■ Directions for this task: Would you set down every entry shown below, precisely as written?
---------- Data excerpts ----------
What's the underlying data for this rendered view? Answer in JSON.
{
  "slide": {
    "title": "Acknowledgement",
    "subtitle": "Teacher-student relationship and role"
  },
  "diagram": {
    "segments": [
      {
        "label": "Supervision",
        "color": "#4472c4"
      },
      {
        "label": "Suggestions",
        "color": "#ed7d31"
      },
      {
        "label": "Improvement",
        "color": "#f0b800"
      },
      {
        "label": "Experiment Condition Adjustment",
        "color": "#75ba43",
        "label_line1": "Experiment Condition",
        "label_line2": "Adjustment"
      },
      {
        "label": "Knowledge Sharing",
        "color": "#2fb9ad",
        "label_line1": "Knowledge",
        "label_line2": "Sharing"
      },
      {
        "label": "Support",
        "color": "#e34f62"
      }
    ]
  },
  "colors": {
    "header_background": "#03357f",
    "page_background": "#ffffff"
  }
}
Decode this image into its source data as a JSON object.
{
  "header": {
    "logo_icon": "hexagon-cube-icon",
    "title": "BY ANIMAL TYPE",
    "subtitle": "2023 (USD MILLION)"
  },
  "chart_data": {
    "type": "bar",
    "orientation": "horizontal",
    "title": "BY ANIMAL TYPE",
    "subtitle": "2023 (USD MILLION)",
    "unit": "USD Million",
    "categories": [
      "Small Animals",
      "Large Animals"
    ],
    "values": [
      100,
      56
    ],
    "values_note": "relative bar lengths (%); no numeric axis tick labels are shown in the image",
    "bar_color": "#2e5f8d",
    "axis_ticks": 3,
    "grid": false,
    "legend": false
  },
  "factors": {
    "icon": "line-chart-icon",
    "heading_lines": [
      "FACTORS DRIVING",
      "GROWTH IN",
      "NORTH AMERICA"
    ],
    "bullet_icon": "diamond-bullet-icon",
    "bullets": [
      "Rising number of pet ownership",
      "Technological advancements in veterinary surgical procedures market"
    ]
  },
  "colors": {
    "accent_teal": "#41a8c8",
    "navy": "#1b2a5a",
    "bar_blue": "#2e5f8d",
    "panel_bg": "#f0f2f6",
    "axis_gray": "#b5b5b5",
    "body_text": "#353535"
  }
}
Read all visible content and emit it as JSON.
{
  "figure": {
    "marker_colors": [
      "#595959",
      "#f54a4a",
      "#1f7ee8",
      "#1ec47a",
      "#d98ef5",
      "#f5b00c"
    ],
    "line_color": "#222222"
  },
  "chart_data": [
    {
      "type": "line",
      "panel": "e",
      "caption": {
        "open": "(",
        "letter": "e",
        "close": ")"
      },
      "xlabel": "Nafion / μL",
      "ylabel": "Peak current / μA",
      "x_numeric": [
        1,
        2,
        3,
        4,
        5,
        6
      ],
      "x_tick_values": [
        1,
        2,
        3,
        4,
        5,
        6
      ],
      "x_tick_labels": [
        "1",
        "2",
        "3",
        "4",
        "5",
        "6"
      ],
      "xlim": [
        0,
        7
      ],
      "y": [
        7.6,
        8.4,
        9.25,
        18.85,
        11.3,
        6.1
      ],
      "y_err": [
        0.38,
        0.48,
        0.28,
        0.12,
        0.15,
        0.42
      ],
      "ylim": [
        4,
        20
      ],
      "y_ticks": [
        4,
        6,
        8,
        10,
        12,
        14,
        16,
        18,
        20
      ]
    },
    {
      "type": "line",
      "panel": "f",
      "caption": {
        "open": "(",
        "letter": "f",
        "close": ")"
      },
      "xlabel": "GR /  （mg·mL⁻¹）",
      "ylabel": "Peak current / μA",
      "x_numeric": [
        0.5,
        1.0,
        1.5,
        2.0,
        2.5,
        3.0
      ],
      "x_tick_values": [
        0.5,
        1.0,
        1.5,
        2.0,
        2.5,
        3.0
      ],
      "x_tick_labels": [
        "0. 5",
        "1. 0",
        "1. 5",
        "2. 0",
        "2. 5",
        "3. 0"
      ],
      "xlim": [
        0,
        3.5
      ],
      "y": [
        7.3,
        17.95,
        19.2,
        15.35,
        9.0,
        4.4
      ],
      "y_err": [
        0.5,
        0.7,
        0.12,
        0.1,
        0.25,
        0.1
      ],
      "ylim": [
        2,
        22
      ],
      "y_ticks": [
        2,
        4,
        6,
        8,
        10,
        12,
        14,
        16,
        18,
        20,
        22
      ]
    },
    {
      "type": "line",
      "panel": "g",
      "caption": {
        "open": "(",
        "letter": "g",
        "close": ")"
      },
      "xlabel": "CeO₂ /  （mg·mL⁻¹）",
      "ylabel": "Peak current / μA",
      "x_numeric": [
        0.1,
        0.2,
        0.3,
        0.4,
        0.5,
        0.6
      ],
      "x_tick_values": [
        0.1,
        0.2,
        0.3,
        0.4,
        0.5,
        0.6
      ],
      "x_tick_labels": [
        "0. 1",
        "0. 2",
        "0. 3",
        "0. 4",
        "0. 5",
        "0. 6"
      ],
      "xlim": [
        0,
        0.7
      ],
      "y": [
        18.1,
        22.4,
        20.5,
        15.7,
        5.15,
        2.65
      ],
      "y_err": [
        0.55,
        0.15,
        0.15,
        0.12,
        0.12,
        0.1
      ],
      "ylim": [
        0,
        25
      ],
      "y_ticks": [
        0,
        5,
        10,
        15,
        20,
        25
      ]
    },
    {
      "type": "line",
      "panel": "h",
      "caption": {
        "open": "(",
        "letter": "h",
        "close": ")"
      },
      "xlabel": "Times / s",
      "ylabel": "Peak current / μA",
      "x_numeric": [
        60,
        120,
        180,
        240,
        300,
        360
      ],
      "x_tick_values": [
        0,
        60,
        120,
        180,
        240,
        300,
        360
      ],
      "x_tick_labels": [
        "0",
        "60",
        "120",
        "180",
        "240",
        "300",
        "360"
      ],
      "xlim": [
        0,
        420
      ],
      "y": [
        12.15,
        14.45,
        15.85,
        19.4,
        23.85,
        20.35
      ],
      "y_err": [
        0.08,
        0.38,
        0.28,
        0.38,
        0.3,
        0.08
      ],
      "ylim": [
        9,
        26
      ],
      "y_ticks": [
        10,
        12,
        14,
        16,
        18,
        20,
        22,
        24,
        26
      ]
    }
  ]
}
----------
■ Problem solution:
What's the underlying data for this rendered view? Answer in JSON.
{
  "slide": {
    "title": "Acknowledgement",
    "subtitle": "Teacher-student relationship and role"
  },
  "diagram": {
    "segments": [
      {
        "label": "Supervision",
        "color": "#4472c4"
      },
      {
        "label": "Suggestions",
        "color": "#ed7d31"
      },
      {
        "label": "Improvement",
        "color": "#f0b800"
      },
      {
        "label": "Experiment Condition Adjustment",
        "color": "#75ba43",
        "label_line1": "Experiment Condition",
        "label_line2": "Adjustment"
      },
      {
        "label": "Knowledge Sharing",
        "color": "#2fb9ad",
        "label_line1": "Knowledge",
        "label_line2": "Sharing"
      },
      {
        "label": "Support",
        "color": "#e34f62"
      }
    ]
  },
  "colors": {
    "header_background": "#03357f",
    "page_background": "#ffffff"
  }
}
Decode this image into its source data as a JSON object.
{
  "header": {
    "logo_icon": "hexagon-cube-icon",
    "title": "BY ANIMAL TYPE",
    "subtitle": "2023 (USD MILLION)"
  },
  "chart_data": {
    "type": "bar",
    "orientation": "horizontal",
    "title": "BY ANIMAL TYPE",
    "subtitle": "2023 (USD MILLION)",
    "unit": "USD Million",
    "categories": [
      "Small Animals",
      "Large Animals"
    ],
    "values": [
      100,
      56
    ],
    "values_note": "relative bar lengths (%); no numeric axis tick labels are shown in the image",
    "bar_color": "#2e5f8d",
    "axis_ticks": 3,
    "grid": false,
    "legend": false
  },
  "factors": {
    "icon": "line-chart-icon",
    "heading_lines": [
      "FACTORS DRIVING",
      "GROWTH IN",
      "NORTH AMERICA"
    ],
    "bullet_icon": "diamond-bullet-icon",
    "bullets": [
      "Rising number of pet ownership",
      "Technological advancements in veterinary surgical procedures market"
    ]
  },
  "colors": {
    "accent_teal": "#41a8c8",
    "navy": "#1b2a5a",
    "bar_blue": "#2e5f8d",
    "panel_bg": "#f0f2f6",
    "axis_gray": "#b5b5b5",
    "body_text": "#353535"
  }
}
Read all visible content and emit it as JSON.
{
  "figure": {
    "marker_colors": [
      "#595959",
      "#f54a4a",
      "#1f7ee8",
      "#1ec47a",
      "#d98ef5",
      "#f5b00c"
    ],
    "line_color": "#222222"
  },
  "chart_data": [
    {
      "type": "line",
      "panel": "e",
      "caption": {
        "open": "(",
        "letter": "e",
        "close": ")"
      },
      "xlabel": "Nafion / μL",
      "ylabel": "Peak current / μA",
      "x_numeric": [
        1,
        2,
        3,
        4,
        5,
        6
      ],
      "x_tick_values": [
        1,
        2,
        3,
        4,
        5,
        6
      ],
      "x_tick_labels": [
        "1",
        "2",
        "3",
        "4",
        "5",
        "6"
      ],
      "xlim": [
        0,
        7
      ],
      "y": [
        7.6,
        8.4,
        9.25,
        18.85,
        11.3,
        6.1
      ],
      "y_err": [
        0.38,
        0.48,
        0.28,
        0.12,
        0.15,
        0.42
      ],
      "ylim": [
        4,
        20
      ],
      "y_ticks": [
        4,
        6,
        8,
        10,
        12,
        14,
        16,
        18,
        20
      ]
    },
    {
      "type": "line",
      "panel": "f",
      "caption": {
        "open": "(",
        "letter": "f",
        "close": ")"
      },
      "xlabel": "GR /  （mg·mL⁻¹）",
      "ylabel": "Peak current / μA",
      "x_numeric": [
        0.5,
        1.0,
        1.5,
        2.0,
        2.5,
        3.0
      ],
      "x_tick_values": [
        0.5,
        1.0,
        1.5,
        2.0,
        2.5,
        3.0
      ],
      "x_tick_labels": [
        "0. 5",
        "1. 0",
        "1. 5",
        "2. 0",
        "2. 5",
        "3. 0"
      ],
      "xlim": [
        0,
        3.5
      ],
      "y": [
        7.3,
        17.95,
        19.2,
        15.35,
        9.0,
        4.4
      ],
      "y_err": [
        0.5,
        0.7,
        0.12,
        0.1,
        0.25,
        0.1
      ],
      "ylim": [
        2,
        22
      ],
      "y_ticks": [
        2,
        4,
        6,
        8,
        10,
        12,
        14,
        16,
        18,
        20,
        22
      ]
    },
    {
      "type": "line",
      "panel": "g",
      "caption": {
        "open": "(",
        "letter": "g",
        "close": ")"
      },
      "xlabel": "CeO₂ /  （mg·mL⁻¹）",
      "ylabel": "Peak current / μA",
      "x_numeric": [
        0.1,
        0.2,
        0.3,
        0.4,
        0.5,
        0.6
      ],
      "x_tick_values": [
        0.1,
        0.2,
        0.3,
        0.4,
        0.5,
        0.6
      ],
      "x_tick_labels": [
        "0. 1",
        "0. 2",
        "0. 3",
        "0. 4",
        "0. 5",
        "0. 6"
      ],
      "xlim": [
        0,
        0.7
      ],
      "y": [
        18.1,
        22.4,
        20.5,
        15.7,
        5.15,
        2.65
      ],
      "y_err": [
        0.55,
        0.15,
        0.15,
        0.12,
        0.12,
        0.1
      ],
      "ylim": [
        0,
        25
      ],
      "y_ticks": [
        0,
        5,
        10,
        15,
        20,
        25
      ]
    },
    {
      "type": "line",
      "panel": "h",
      "caption": {
        "open": "(",
        "letter": "h",
        "close": ")"
      },
      "xlabel": "Times / s",
      "ylabel": "Peak current / μA",
      "x_numeric": [
        60,
        120,
        180,
        240,
        300,
        360
      ],
      "x_tick_values": [
        0,
        60,
        120,
        180,
        240,
        300,
        360
      ],
      "x_tick_labels": [
        "0",
        "60",
        "120",
        "180",
        "240",
        "300",
        "360"
      ],
      "xlim": [
        0,
        420
      ],
      "y": [
        12.15,
        14.45,
        15.85,
        19.4,
        23.85,
        20.35
      ],
      "y_err": [
        0.08,
        0.38,
        0.28,
        0.38,
        0.3,
        0.08
      ],
      "ylim": [
        9,
        26
      ],
      "y_ticks": [
        10,
        12,
        14,
        16,
        18,
        20,
        22,
        24,
        26
      ]
    }
  ]
}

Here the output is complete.